-- begin THE DATA --

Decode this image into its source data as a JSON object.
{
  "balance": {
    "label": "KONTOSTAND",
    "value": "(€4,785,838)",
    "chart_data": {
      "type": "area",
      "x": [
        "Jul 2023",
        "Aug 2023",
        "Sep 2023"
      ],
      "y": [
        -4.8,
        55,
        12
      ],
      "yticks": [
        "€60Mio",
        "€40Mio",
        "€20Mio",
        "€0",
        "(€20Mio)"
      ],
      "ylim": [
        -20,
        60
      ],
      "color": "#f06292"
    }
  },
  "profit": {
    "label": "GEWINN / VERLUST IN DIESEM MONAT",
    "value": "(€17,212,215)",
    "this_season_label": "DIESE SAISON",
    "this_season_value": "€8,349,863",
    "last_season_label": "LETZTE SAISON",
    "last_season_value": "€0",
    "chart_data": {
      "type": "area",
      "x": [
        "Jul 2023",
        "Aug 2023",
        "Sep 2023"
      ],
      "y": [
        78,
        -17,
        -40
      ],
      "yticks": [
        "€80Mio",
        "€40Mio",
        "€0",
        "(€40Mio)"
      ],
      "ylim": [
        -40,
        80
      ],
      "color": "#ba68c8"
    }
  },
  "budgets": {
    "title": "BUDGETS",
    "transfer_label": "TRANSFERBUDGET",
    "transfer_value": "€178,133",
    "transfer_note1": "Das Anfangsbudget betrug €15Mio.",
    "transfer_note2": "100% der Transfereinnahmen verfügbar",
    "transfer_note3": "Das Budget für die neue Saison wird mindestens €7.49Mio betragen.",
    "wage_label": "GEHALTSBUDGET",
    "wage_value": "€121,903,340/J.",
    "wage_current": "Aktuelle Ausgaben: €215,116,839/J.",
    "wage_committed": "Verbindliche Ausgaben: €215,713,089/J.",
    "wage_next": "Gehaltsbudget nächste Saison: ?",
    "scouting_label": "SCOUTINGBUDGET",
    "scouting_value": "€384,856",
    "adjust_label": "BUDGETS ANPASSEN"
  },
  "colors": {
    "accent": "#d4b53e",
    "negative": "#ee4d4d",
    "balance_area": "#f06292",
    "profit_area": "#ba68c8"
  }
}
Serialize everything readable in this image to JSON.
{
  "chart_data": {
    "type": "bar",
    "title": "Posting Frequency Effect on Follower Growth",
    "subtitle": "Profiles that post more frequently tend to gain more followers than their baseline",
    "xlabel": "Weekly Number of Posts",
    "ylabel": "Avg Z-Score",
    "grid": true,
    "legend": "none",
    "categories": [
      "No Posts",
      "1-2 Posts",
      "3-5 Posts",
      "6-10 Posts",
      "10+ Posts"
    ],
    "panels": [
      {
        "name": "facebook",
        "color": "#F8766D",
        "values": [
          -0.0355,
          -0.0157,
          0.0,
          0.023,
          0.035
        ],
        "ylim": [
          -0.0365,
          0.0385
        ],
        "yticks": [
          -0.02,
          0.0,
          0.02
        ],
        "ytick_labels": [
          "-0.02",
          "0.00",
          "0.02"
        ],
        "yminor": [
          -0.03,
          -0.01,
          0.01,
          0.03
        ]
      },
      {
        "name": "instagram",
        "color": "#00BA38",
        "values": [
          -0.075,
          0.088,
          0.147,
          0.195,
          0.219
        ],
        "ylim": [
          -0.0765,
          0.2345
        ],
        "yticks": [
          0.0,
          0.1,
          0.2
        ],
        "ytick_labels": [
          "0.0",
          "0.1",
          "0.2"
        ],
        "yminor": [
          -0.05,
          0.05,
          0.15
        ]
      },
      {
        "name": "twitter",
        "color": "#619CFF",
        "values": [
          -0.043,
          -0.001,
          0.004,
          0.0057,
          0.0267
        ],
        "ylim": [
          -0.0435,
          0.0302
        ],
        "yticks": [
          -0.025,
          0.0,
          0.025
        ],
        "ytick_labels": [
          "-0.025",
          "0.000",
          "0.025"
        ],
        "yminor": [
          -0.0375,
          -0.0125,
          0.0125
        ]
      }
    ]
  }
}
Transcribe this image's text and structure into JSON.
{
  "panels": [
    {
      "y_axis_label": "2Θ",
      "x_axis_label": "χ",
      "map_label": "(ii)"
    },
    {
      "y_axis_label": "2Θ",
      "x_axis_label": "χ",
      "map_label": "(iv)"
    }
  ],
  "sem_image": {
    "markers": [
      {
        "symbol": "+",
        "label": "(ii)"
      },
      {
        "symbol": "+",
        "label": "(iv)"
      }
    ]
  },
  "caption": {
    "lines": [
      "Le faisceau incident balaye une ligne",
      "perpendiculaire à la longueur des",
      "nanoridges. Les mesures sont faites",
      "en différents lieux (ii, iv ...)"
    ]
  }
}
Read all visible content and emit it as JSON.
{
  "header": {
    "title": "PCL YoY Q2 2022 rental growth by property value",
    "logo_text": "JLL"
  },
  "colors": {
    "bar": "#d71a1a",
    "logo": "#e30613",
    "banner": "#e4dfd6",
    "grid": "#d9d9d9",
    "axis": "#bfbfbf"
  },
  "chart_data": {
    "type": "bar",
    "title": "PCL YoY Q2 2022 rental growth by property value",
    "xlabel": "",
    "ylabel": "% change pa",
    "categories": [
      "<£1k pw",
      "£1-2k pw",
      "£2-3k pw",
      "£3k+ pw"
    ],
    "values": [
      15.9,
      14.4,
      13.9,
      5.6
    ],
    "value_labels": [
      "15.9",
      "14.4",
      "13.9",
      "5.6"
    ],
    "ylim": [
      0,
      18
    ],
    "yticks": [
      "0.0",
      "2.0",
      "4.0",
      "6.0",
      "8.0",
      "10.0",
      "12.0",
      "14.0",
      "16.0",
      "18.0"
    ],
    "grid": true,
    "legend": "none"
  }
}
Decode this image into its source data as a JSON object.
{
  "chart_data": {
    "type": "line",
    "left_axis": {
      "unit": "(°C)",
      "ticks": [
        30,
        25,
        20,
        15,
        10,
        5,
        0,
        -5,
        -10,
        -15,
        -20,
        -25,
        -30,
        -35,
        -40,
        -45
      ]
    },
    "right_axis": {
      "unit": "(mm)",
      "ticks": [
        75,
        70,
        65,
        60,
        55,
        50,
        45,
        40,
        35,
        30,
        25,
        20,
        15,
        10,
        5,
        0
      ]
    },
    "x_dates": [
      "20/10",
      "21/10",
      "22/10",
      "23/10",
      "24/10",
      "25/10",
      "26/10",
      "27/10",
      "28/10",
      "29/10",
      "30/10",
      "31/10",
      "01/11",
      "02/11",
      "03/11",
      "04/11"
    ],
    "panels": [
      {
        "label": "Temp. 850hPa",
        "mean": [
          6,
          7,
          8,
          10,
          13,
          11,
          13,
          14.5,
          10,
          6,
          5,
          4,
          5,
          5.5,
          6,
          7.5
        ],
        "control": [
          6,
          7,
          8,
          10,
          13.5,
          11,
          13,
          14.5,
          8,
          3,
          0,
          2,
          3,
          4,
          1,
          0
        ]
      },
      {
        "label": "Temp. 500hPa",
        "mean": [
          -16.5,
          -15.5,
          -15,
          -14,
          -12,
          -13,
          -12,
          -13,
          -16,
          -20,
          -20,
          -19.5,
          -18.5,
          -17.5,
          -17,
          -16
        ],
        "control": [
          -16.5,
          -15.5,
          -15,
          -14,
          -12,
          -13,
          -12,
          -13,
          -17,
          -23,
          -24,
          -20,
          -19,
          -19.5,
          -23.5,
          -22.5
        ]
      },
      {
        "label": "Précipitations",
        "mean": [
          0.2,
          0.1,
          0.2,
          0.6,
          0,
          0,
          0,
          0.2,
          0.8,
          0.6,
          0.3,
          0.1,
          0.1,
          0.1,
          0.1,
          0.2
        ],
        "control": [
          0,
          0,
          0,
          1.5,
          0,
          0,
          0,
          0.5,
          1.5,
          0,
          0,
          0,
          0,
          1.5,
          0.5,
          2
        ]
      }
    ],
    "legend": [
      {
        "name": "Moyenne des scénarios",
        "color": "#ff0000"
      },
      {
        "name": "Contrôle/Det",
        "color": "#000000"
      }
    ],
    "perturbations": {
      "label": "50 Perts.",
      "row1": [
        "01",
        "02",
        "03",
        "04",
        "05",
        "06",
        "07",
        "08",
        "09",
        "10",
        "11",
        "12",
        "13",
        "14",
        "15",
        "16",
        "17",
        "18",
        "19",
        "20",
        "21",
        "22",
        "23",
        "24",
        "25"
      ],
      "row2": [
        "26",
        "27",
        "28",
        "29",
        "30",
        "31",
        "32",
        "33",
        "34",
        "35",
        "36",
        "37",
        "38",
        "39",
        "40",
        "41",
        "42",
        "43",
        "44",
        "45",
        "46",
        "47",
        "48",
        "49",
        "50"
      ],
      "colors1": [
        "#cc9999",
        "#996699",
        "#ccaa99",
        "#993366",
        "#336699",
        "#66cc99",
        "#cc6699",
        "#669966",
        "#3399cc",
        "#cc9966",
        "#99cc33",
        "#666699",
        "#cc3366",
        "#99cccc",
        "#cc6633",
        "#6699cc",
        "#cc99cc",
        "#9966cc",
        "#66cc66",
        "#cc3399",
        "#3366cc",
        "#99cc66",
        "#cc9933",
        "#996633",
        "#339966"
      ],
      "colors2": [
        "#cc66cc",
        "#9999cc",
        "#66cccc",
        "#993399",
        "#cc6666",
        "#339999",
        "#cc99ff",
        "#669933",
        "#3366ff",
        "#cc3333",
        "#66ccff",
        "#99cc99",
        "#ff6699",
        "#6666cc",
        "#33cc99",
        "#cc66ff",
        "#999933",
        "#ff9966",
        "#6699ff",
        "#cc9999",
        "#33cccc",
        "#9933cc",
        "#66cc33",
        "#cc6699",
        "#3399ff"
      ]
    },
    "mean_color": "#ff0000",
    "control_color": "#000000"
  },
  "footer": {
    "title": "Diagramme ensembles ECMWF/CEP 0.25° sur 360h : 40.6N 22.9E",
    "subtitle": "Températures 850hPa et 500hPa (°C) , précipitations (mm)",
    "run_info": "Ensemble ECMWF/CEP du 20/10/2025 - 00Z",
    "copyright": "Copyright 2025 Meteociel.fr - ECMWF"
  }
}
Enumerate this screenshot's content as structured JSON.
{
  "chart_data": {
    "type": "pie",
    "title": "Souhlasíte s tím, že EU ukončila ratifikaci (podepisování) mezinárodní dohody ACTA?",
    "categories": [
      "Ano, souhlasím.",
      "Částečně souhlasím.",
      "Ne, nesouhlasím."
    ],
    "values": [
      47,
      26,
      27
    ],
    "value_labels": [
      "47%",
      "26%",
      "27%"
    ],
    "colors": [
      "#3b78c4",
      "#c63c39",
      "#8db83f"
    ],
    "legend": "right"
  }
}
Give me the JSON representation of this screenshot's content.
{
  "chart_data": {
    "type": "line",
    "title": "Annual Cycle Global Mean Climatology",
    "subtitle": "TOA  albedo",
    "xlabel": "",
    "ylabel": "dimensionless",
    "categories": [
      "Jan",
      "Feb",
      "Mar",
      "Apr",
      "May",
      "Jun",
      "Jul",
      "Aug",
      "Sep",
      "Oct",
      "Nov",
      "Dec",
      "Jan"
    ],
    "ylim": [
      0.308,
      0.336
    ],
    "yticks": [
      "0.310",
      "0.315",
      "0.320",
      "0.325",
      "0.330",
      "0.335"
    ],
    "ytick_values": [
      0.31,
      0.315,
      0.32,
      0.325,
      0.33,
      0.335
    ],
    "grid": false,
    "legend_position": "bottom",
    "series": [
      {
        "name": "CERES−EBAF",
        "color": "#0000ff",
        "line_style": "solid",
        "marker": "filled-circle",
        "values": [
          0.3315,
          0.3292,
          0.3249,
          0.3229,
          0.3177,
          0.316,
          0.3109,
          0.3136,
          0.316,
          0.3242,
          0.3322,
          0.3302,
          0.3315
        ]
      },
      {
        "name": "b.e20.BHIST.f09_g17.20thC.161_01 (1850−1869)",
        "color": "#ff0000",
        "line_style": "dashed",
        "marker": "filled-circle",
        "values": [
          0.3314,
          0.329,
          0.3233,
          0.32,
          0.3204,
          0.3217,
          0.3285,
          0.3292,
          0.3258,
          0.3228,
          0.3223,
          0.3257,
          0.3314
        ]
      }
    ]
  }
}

-- end THE DATA --

TASK DETAILS
Gather all the lines that include the word "ECMWF" and copy them out.

RESPONSE BELOW
    "title": "Diagramme ensembles ECMWF/CEP 0.25° sur 360h : 40.6N 22.9E",
    "run_info": "Ensemble ECMWF/CEP du 20/10/2025 - 00Z",
    "copyright": "Copyright 2025 Meteociel.fr - ECMWF"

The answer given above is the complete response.